**Dataset:**

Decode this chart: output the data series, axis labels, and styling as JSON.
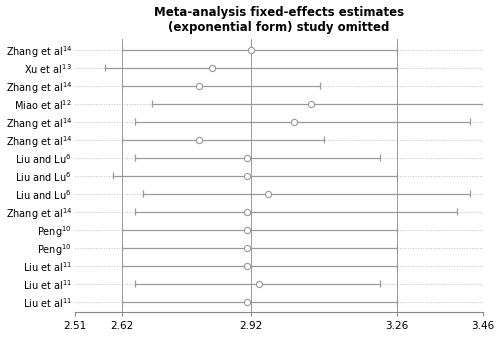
{
  "title": "Meta-analysis fixed-effects estimates\n(exponential form) study omitted",
  "xlim": [
    2.51,
    3.46
  ],
  "xticks": [
    2.51,
    2.62,
    2.92,
    3.26,
    3.46
  ],
  "xtick_labels": [
    "2.51",
    "2.62",
    "2.92",
    "3.26",
    "3.46"
  ],
  "vlines": [
    2.62,
    2.92,
    3.26
  ],
  "study_labels": [
    "Zhang et al$^{14}$",
    "Xu et al$^{13}$",
    "Zhang et al$^{14}$",
    "Miao et al$^{12}$",
    "Zhang et al$^{14}$",
    "Zhang et al$^{14}$",
    "Liu and Lu$^{6}$",
    "Liu and Lu$^{6}$",
    "Liu and Lu$^{6}$",
    "Zhang et al$^{14}$",
    "Peng$^{10}$",
    "Peng$^{10}$",
    "Liu et al$^{11}$",
    "Liu et al$^{11}$",
    "Liu et al$^{11}$"
  ],
  "point_estimates": [
    2.92,
    2.83,
    2.8,
    3.06,
    3.02,
    2.8,
    2.91,
    2.91,
    2.96,
    2.91,
    2.91,
    2.91,
    2.91,
    2.94,
    2.91
  ],
  "ci_low": [
    2.62,
    2.58,
    2.62,
    2.69,
    2.65,
    2.62,
    2.65,
    2.6,
    2.67,
    2.65,
    2.62,
    2.62,
    2.62,
    2.65,
    2.62
  ],
  "ci_high": [
    3.26,
    3.26,
    3.08,
    3.46,
    3.43,
    3.09,
    3.22,
    3.26,
    3.43,
    3.4,
    3.26,
    3.26,
    3.26,
    3.22,
    3.26
  ],
  "background_color": "#ffffff",
  "dot_color": "white",
  "dot_edgecolor": "#999999",
  "line_color": "#999999",
  "vline_color": "#999999",
  "dotted_line_color": "#bbbbbb",
  "title_fontsize": 8.5,
  "label_fontsize": 7.0,
  "tick_fontsize": 7.5
}
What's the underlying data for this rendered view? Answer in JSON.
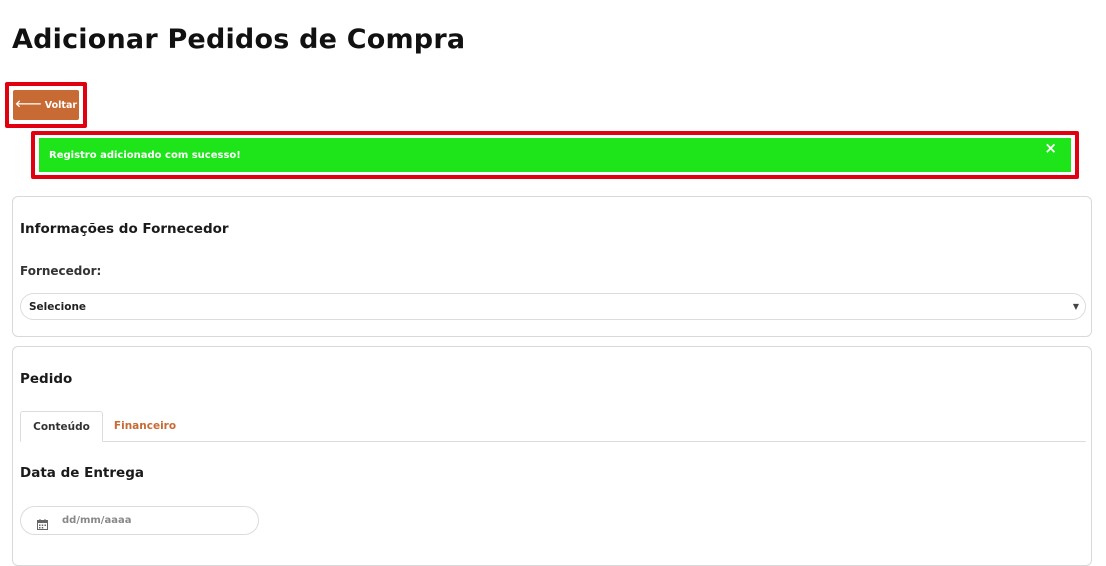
{
  "page": {
    "title": "Adicionar Pedidos de Compra"
  },
  "toolbar": {
    "back_icon": "arrow-left-icon",
    "back_label": "Voltar"
  },
  "alert": {
    "message": "Registro adicionado com sucesso!",
    "close_symbol": "×",
    "color": "#1de51a"
  },
  "supplier_section": {
    "title": "Informações do Fornecedor",
    "field_label": "Fornecedor:",
    "select_value": "Selecione"
  },
  "order_section": {
    "title": "Pedido",
    "tabs": [
      {
        "label": "Conteúdo",
        "active": true
      },
      {
        "label": "Financeiro",
        "active": false
      }
    ],
    "delivery_title": "Data de Entrega",
    "date_placeholder": "dd/mm/aaaa",
    "date_icon": "calendar-icon"
  },
  "colors": {
    "accent": "#c86a33",
    "highlight": "#e0000f"
  }
}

**Problem to solve:** Copy out all the data exactly; skip the pictures.

**Finished answer:**
Decode this chart: output the data series, axis labels, and styling as JSON.
{
  "title": "Meta-analysis fixed-effects estimates\n(exponential form) study omitted",
  "xlim": [
    2.51,
    3.46
  ],
  "xticks": [
    2.51,
    2.62,
    2.92,
    3.26,
    3.46
  ],
  "xtick_labels": [
    "2.51",
    "2.62",
    "2.92",
    "3.26",
    "3.46"
  ],
  "vlines": [
    2.62,
    2.92,
    3.26
  ],
  "study_labels": [
    "Zhang et al$^{14}$",
    "Xu et al$^{13}$",
    "Zhang et al$^{14}$",
    "Miao et al$^{12}$",
    "Zhang et al$^{14}$",
    "Zhang et al$^{14}$",
    "Liu and Lu$^{6}$",
    "Liu and Lu$^{6}$",
    "Liu and Lu$^{6}$",
    "Zhang et al$^{14}$",
    "Peng$^{10}$",
    "Peng$^{10}$",
    "Liu et al$^{11}$",
    "Liu et al$^{11}$",
    "Liu et al$^{11}$"
  ],
  "point_estimates": [
    2.92,
    2.83,
    2.8,
    3.06,
    3.02,
    2.8,
    2.91,
    2.91,
    2.96,
    2.91,
    2.91,
    2.91,
    2.91,
    2.94,
    2.91
  ],
  "ci_low": [
    2.62,
    2.58,
    2.62,
    2.69,
    2.65,
    2.62,
    2.65,
    2.6,
    2.67,
    2.65,
    2.62,
    2.62,
    2.62,
    2.65,
    2.62
  ],
  "ci_high": [
    3.26,
    3.26,
    3.08,
    3.46,
    3.43,
    3.09,
    3.22,
    3.26,
    3.43,
    3.4,
    3.26,
    3.26,
    3.26,
    3.22,
    3.26
  ],
  "background_color": "#ffffff",
  "dot_color": "white",
  "dot_edgecolor": "#999999",
  "line_color": "#999999",
  "vline_color": "#999999",
  "dotted_line_color": "#bbbbbb",
  "title_fontsize": 8.5,
  "label_fontsize": 7.0,
  "tick_fontsize": 7.5
}
What's the underlying data for this rendered view? Answer in JSON.
{
  "page": {
    "title": "Adicionar Pedidos de Compra"
  },
  "toolbar": {
    "back_icon": "arrow-left-icon",
    "back_label": "Voltar"
  },
  "alert": {
    "message": "Registro adicionado com sucesso!",
    "close_symbol": "×",
    "color": "#1de51a"
  },
  "supplier_section": {
    "title": "Informações do Fornecedor",
    "field_label": "Fornecedor:",
    "select_value": "Selecione"
  },
  "order_section": {
    "title": "Pedido",
    "tabs": [
      {
        "label": "Conteúdo",
        "active": true
      },
      {
        "label": "Financeiro",
        "active": false
      }
    ],
    "delivery_title": "Data de Entrega",
    "date_placeholder": "dd/mm/aaaa",
    "date_icon": "calendar-icon"
  },
  "colors": {
    "accent": "#c86a33",
    "highlight": "#e0000f"
  }
}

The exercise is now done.